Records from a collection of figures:
____

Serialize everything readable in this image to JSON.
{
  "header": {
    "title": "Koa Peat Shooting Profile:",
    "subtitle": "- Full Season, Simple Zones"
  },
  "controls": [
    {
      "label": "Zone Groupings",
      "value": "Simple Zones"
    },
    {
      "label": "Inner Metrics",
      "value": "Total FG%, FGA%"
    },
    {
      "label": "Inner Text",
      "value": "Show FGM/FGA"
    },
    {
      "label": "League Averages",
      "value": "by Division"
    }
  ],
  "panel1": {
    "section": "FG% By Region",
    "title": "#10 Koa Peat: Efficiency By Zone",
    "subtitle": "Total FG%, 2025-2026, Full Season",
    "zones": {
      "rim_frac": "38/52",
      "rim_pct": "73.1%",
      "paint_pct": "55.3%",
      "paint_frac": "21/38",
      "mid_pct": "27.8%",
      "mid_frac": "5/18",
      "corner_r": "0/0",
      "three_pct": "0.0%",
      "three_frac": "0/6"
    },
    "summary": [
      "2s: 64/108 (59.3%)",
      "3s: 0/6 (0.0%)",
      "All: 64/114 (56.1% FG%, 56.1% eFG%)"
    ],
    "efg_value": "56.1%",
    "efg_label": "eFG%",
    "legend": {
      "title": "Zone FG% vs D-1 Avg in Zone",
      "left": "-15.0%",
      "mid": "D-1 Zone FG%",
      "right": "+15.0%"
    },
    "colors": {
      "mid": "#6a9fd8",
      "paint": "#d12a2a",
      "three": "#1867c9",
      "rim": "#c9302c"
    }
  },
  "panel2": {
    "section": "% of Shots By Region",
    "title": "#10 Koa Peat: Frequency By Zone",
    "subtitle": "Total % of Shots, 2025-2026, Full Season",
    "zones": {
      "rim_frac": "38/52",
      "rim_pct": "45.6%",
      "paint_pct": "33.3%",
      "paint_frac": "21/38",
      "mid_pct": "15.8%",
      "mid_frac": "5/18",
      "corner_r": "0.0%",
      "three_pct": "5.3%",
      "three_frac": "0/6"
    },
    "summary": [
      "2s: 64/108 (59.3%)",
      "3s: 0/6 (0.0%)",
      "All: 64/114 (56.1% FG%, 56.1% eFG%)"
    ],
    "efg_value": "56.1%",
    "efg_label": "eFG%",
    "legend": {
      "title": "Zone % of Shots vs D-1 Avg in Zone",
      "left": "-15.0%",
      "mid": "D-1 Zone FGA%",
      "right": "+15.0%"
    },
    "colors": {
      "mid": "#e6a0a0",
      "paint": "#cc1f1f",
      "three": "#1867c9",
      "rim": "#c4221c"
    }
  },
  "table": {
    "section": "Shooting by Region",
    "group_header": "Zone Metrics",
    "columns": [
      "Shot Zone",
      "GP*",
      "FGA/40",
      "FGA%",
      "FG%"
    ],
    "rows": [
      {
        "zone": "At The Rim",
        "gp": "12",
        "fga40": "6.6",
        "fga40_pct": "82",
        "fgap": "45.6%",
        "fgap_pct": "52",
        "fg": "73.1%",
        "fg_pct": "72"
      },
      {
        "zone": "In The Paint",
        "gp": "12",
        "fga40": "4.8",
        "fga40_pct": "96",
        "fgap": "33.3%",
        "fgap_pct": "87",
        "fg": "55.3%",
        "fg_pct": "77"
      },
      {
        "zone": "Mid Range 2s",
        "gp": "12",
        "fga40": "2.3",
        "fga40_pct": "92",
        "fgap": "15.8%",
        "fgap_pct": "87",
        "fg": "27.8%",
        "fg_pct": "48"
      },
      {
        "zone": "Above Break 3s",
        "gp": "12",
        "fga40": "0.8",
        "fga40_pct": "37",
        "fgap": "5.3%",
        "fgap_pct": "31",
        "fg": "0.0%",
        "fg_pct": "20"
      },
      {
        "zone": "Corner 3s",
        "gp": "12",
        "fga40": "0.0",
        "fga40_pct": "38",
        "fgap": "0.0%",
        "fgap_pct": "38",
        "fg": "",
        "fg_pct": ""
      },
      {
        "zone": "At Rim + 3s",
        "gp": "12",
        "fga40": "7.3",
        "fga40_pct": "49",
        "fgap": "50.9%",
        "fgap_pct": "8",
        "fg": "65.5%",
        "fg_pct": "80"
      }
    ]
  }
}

____

Find how many lines of the listing include the string "Total" and give that number, nothing else.

* [Result for this task] 3